Stored data:
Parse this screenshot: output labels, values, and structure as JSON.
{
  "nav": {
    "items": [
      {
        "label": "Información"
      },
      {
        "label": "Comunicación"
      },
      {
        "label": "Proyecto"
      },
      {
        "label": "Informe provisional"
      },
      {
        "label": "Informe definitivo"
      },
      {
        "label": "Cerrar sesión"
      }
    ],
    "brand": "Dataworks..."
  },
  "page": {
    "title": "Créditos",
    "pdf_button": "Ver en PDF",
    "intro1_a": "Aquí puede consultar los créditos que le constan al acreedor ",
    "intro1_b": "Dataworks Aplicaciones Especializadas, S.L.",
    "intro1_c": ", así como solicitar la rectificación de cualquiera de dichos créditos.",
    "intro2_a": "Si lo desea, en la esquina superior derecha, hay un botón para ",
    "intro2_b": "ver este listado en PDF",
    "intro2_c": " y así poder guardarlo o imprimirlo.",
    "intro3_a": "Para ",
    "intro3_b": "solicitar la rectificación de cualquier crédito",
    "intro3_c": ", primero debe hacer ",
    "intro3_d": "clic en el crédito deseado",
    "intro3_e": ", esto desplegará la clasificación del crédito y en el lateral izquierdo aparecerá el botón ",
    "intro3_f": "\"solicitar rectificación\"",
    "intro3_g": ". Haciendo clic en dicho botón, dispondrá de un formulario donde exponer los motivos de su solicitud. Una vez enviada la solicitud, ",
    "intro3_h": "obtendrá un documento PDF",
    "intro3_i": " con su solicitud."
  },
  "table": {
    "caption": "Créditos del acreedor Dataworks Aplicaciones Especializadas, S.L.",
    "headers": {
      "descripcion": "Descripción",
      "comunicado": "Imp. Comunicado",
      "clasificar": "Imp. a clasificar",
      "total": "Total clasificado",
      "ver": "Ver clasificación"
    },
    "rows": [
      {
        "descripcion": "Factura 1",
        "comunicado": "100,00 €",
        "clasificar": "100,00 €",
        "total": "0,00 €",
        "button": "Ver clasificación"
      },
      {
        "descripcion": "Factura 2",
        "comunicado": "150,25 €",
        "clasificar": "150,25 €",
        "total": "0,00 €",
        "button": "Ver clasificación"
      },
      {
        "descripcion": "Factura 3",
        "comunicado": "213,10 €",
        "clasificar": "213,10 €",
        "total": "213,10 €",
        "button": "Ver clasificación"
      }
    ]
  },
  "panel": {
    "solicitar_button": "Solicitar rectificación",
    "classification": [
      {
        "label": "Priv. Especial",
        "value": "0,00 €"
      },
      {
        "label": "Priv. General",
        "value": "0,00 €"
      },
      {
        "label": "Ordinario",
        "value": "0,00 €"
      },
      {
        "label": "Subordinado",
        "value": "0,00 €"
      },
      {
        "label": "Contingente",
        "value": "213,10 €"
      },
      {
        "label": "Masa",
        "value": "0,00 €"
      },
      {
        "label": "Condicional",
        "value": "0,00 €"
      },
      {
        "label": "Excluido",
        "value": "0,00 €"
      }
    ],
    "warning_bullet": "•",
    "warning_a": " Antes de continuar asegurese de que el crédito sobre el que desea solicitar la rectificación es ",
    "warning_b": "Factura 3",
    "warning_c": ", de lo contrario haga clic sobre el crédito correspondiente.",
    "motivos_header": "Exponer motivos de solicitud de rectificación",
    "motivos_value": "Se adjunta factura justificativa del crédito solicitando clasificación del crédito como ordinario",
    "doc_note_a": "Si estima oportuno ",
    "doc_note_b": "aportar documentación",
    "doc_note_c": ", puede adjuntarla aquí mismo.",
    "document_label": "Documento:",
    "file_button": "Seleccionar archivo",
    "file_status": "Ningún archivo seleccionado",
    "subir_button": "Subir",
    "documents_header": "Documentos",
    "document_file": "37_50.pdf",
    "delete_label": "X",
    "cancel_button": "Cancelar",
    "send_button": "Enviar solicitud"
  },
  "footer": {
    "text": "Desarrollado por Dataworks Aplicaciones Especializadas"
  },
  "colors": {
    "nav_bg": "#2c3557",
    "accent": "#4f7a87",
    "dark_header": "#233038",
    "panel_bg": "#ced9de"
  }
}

Problem requirements:
Find each line holding "Aplicaciones". Copy it out.

Full response:
    "intro1_b": "Dataworks Aplicaciones Especializadas, S.L.",
    "caption": "Créditos del acreedor Dataworks Aplicaciones Especializadas, S.L.",
    "text": "Desarrollado por Dataworks Aplicaciones Especializadas"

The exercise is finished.